'''

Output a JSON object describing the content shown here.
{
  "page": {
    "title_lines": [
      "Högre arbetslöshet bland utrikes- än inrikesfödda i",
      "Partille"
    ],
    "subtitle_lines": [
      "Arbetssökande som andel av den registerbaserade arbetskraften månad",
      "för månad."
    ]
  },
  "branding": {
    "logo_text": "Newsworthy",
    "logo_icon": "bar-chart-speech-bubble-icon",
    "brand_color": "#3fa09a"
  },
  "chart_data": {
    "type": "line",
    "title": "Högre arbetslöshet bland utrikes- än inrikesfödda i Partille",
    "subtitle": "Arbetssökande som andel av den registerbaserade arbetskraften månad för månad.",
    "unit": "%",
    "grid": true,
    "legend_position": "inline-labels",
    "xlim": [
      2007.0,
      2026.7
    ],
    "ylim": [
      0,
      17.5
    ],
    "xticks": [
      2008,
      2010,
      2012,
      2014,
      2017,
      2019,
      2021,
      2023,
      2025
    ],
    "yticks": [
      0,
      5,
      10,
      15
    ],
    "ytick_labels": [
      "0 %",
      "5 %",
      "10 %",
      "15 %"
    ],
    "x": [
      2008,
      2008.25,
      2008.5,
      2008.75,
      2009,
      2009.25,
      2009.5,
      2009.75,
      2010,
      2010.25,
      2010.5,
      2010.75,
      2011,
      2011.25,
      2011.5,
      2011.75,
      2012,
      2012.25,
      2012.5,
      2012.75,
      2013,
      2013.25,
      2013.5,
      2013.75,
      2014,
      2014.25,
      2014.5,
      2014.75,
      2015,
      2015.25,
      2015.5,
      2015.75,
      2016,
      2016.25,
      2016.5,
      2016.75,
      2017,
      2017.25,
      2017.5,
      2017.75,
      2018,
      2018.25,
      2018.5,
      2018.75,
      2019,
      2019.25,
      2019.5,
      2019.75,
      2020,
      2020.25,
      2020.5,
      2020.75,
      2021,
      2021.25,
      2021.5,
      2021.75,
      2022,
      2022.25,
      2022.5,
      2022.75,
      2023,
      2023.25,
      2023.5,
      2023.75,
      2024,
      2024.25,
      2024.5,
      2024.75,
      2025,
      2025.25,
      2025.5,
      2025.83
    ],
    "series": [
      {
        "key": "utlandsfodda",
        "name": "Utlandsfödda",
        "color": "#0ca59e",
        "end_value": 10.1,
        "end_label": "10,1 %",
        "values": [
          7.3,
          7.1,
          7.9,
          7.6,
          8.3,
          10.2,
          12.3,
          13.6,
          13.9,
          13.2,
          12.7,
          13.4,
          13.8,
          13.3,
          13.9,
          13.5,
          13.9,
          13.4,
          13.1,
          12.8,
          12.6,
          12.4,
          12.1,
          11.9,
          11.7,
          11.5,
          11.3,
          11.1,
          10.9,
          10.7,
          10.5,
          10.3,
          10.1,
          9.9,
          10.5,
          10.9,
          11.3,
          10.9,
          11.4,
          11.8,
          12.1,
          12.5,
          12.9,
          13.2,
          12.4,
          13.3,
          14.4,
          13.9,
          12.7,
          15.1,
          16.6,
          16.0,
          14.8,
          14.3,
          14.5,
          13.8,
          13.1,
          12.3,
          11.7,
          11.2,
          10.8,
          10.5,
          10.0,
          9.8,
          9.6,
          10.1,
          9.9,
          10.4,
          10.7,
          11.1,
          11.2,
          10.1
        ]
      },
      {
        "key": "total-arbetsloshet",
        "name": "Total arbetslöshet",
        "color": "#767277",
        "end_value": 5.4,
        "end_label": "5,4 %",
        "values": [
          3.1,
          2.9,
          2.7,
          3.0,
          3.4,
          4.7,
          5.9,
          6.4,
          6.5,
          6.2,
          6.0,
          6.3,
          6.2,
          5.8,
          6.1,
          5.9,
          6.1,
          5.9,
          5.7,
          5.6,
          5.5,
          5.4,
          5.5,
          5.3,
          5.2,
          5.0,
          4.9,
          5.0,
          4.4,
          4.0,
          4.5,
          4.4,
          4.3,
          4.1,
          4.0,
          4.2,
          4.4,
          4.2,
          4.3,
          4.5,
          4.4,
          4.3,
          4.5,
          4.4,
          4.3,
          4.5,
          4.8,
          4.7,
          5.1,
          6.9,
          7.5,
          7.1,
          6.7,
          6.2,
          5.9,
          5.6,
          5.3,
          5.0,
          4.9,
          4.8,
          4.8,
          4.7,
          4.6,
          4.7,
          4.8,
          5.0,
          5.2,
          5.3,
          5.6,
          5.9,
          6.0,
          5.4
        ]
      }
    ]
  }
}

'''

■ **Written problem**:
Give back the whole listing, word for word.

■ **Solution to this task**:
Output a JSON object describing the content shown here.
{
  "page": {
    "title_lines": [
      "Högre arbetslöshet bland utrikes- än inrikesfödda i",
      "Partille"
    ],
    "subtitle_lines": [
      "Arbetssökande som andel av den registerbaserade arbetskraften månad",
      "för månad."
    ]
  },
  "branding": {
    "logo_text": "Newsworthy",
    "logo_icon": "bar-chart-speech-bubble-icon",
    "brand_color": "#3fa09a"
  },
  "chart_data": {
    "type": "line",
    "title": "Högre arbetslöshet bland utrikes- än inrikesfödda i Partille",
    "subtitle": "Arbetssökande som andel av den registerbaserade arbetskraften månad för månad.",
    "unit": "%",
    "grid": true,
    "legend_position": "inline-labels",
    "xlim": [
      2007.0,
      2026.7
    ],
    "ylim": [
      0,
      17.5
    ],
    "xticks": [
      2008,
      2010,
      2012,
      2014,
      2017,
      2019,
      2021,
      2023,
      2025
    ],
    "yticks": [
      0,
      5,
      10,
      15
    ],
    "ytick_labels": [
      "0 %",
      "5 %",
      "10 %",
      "15 %"
    ],
    "x": [
      2008,
      2008.25,
      2008.5,
      2008.75,
      2009,
      2009.25,
      2009.5,
      2009.75,
      2010,
      2010.25,
      2010.5,
      2010.75,
      2011,
      2011.25,
      2011.5,
      2011.75,
      2012,
      2012.25,
      2012.5,
      2012.75,
      2013,
      2013.25,
      2013.5,
      2013.75,
      2014,
      2014.25,
      2014.5,
      2014.75,
      2015,
      2015.25,
      2015.5,
      2015.75,
      2016,
      2016.25,
      2016.5,
      2016.75,
      2017,
      2017.25,
      2017.5,
      2017.75,
      2018,
      2018.25,
      2018.5,
      2018.75,
      2019,
      2019.25,
      2019.5,
      2019.75,
      2020,
      2020.25,
      2020.5,
      2020.75,
      2021,
      2021.25,
      2021.5,
      2021.75,
      2022,
      2022.25,
      2022.5,
      2022.75,
      2023,
      2023.25,
      2023.5,
      2023.75,
      2024,
      2024.25,
      2024.5,
      2024.75,
      2025,
      2025.25,
      2025.5,
      2025.83
    ],
    "series": [
      {
        "key": "utlandsfodda",
        "name": "Utlandsfödda",
        "color": "#0ca59e",
        "end_value": 10.1,
        "end_label": "10,1 %",
        "values": [
          7.3,
          7.1,
          7.9,
          7.6,
          8.3,
          10.2,
          12.3,
          13.6,
          13.9,
          13.2,
          12.7,
          13.4,
          13.8,
          13.3,
          13.9,
          13.5,
          13.9,
          13.4,
          13.1,
          12.8,
          12.6,
          12.4,
          12.1,
          11.9,
          11.7,
          11.5,
          11.3,
          11.1,
          10.9,
          10.7,
          10.5,
          10.3,
          10.1,
          9.9,
          10.5,
          10.9,
          11.3,
          10.9,
          11.4,
          11.8,
          12.1,
          12.5,
          12.9,
          13.2,
          12.4,
          13.3,
          14.4,
          13.9,
          12.7,
          15.1,
          16.6,
          16.0,
          14.8,
          14.3,
          14.5,
          13.8,
          13.1,
          12.3,
          11.7,
          11.2,
          10.8,
          10.5,
          10.0,
          9.8,
          9.6,
          10.1,
          9.9,
          10.4,
          10.7,
          11.1,
          11.2,
          10.1
        ]
      },
      {
        "key": "total-arbetsloshet",
        "name": "Total arbetslöshet",
        "color": "#767277",
        "end_value": 5.4,
        "end_label": "5,4 %",
        "values": [
          3.1,
          2.9,
          2.7,
          3.0,
          3.4,
          4.7,
          5.9,
          6.4,
          6.5,
          6.2,
          6.0,
          6.3,
          6.2,
          5.8,
          6.1,
          5.9,
          6.1,
          5.9,
          5.7,
          5.6,
          5.5,
          5.4,
          5.5,
          5.3,
          5.2,
          5.0,
          4.9,
          5.0,
          4.4,
          4.0,
          4.5,
          4.4,
          4.3,
          4.1,
          4.0,
          4.2,
          4.4,
          4.2,
          4.3,
          4.5,
          4.4,
          4.3,
          4.5,
          4.4,
          4.3,
          4.5,
          4.8,
          4.7,
          5.1,
          6.9,
          7.5,
          7.1,
          6.7,
          6.2,
          5.9,
          5.6,
          5.3,
          5.0,
          4.9,
          4.8,
          4.8,
          4.7,
          4.6,
          4.7,
          4.8,
          5.0,
          5.2,
          5.3,
          5.6,
          5.9,
          6.0,
          5.4
        ]
      }
    ]
  }
}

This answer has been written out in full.